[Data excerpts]
--------------------

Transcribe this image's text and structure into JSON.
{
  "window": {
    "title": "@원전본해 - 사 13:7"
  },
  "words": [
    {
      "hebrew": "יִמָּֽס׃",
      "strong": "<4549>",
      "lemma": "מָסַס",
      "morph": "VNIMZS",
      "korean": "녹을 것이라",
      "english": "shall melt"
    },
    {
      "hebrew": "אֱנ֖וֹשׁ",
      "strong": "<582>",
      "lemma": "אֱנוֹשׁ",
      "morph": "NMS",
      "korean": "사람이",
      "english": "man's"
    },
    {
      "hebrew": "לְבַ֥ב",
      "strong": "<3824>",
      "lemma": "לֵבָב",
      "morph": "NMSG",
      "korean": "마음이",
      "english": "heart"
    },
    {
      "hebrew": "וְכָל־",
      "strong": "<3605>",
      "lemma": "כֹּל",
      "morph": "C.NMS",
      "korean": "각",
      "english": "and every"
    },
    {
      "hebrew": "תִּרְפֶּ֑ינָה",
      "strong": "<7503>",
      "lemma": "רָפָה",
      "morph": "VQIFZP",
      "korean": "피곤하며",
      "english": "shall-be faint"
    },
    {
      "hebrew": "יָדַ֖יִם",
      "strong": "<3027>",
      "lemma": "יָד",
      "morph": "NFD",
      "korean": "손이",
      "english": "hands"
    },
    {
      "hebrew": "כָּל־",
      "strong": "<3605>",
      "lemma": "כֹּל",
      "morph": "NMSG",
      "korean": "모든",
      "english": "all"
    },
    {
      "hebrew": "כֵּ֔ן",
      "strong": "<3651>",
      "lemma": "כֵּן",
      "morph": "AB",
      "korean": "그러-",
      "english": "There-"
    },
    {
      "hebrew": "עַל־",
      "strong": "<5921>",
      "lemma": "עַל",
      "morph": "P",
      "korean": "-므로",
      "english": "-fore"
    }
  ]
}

--------------------

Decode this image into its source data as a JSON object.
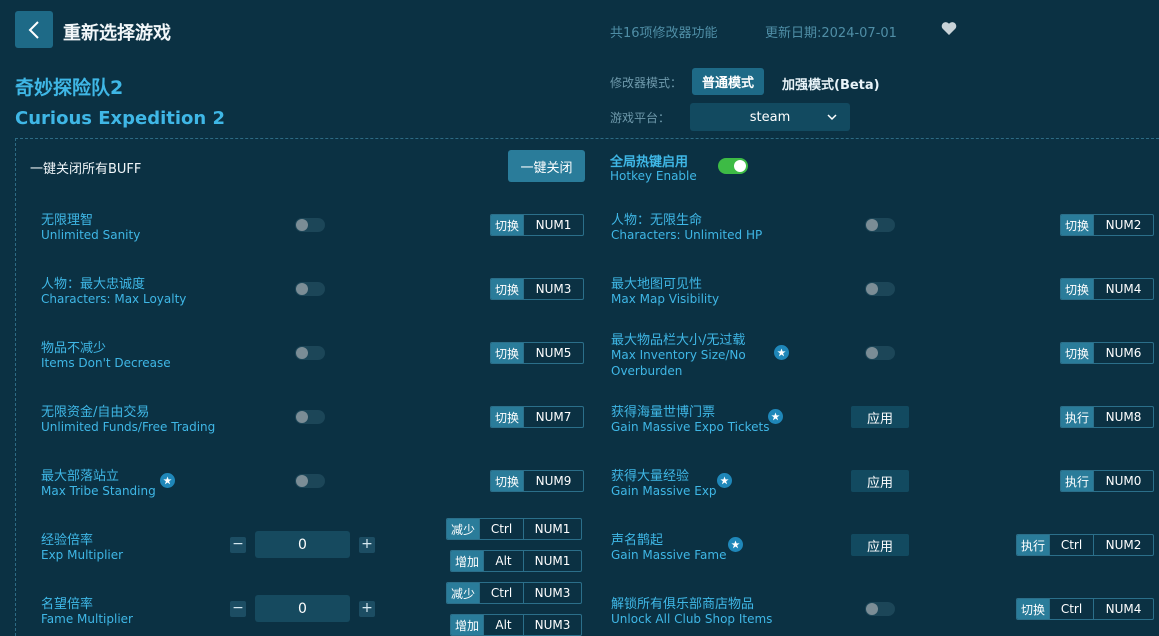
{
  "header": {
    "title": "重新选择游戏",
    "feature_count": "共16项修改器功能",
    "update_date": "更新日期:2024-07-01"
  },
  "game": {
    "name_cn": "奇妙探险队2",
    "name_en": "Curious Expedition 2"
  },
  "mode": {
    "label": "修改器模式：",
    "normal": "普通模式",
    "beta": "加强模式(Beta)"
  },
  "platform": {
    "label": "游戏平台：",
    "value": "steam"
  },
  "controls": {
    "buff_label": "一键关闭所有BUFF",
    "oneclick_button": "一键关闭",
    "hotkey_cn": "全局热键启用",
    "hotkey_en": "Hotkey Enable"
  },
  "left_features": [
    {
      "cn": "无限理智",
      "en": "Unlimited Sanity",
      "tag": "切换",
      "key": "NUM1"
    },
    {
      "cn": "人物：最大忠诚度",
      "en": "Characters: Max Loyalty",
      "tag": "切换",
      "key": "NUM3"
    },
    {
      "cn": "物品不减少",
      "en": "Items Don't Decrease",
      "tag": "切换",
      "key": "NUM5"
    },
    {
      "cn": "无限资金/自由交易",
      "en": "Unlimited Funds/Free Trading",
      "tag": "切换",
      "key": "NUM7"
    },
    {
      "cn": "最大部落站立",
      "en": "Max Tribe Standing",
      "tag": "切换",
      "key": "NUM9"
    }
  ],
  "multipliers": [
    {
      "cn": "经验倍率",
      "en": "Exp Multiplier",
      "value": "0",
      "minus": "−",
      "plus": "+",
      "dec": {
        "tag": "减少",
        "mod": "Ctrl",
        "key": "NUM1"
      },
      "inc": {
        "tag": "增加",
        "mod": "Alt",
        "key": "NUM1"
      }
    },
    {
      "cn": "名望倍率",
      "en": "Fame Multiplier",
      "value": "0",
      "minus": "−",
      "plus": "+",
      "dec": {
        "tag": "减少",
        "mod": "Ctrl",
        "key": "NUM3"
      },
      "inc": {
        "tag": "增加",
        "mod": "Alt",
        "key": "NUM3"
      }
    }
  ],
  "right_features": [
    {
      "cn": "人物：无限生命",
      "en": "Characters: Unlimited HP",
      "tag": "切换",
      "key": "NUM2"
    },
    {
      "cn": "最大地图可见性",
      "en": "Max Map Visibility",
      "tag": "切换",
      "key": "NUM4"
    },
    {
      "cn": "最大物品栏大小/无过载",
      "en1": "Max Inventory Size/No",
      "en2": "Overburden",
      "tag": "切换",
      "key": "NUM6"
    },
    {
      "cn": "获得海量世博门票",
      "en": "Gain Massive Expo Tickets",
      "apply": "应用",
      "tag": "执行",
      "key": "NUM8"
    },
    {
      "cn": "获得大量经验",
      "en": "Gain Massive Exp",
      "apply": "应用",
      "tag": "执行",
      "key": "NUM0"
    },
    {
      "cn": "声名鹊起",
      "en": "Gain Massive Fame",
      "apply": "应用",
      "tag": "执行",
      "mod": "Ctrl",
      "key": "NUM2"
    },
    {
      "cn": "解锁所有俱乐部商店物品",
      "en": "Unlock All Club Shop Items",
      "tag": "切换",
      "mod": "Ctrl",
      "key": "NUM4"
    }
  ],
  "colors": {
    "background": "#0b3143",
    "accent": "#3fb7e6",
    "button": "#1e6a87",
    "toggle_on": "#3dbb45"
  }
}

--------------------

* _TASK GOAL_
List every line above that contains the word "hebrew".

* _TASK OUTPUT_
      "hebrew": "יִמָּֽס׃",
      "hebrew": "אֱנ֖וֹשׁ",
      "hebrew": "לְבַ֥ב",
      "hebrew": "וְכָל־",
      "hebrew": "תִּרְפֶּ֑ינָה",
      "hebrew": "יָדַ֖יִם",
      "hebrew": "כָּל־",
      "hebrew": "כֵּ֔ן",
      "hebrew": "עַל־",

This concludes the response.